## PROBLEM DETAILS
Answer with a number only: how many lines of the data contain "tests"?

○ ○ ○ ○ ○

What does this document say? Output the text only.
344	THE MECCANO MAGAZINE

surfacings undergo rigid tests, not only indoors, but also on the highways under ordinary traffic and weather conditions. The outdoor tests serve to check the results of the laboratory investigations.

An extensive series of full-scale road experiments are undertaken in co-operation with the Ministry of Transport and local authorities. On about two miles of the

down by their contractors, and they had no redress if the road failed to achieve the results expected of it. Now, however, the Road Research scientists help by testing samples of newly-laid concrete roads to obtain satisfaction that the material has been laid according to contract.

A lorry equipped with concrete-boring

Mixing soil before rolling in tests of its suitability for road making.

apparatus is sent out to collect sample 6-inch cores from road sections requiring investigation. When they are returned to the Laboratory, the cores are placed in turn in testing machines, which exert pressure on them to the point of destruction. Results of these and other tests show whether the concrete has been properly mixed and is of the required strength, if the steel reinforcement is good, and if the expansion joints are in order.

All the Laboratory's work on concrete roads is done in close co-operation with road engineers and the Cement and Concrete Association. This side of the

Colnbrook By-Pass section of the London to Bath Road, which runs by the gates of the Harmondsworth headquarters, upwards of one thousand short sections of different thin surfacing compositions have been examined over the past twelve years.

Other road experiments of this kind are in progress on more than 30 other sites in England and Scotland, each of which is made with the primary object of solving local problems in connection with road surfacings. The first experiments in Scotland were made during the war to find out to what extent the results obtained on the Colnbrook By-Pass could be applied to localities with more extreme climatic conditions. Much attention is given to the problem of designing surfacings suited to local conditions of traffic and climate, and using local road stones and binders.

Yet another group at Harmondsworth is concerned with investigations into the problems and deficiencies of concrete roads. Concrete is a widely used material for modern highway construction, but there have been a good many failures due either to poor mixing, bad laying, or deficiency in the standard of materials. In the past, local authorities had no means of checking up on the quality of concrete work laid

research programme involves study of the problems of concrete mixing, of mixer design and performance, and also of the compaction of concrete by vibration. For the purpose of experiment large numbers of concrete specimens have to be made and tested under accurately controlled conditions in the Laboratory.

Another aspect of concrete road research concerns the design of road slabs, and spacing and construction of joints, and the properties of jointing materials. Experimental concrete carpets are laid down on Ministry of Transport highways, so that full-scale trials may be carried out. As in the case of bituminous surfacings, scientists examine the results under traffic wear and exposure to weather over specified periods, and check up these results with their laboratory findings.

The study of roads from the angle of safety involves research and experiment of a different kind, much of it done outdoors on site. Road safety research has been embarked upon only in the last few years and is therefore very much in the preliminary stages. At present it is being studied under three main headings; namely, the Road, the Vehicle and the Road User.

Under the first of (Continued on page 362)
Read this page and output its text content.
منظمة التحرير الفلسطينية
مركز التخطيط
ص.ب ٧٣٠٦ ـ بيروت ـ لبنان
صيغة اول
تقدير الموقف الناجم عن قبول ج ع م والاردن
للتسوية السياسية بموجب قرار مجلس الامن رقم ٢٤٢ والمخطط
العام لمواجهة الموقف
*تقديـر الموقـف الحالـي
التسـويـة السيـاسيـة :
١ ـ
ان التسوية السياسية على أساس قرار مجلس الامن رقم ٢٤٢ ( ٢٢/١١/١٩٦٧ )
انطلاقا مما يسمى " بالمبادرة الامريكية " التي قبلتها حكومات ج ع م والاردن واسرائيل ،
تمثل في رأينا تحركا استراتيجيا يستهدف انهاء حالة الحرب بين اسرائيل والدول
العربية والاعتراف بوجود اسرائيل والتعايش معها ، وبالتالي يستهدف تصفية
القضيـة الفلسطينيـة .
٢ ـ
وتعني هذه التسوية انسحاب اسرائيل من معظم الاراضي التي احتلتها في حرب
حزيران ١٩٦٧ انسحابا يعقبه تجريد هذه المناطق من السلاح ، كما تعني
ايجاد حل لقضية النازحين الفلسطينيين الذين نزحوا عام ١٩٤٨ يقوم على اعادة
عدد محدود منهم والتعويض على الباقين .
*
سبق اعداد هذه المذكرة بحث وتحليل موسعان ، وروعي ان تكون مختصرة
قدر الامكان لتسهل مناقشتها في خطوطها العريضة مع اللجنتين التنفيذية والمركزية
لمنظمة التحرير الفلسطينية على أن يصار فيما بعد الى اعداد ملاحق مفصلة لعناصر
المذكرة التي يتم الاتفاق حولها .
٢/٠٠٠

○ ○ ○ ○ ○

## SOLUTION FOR THIS TASK
3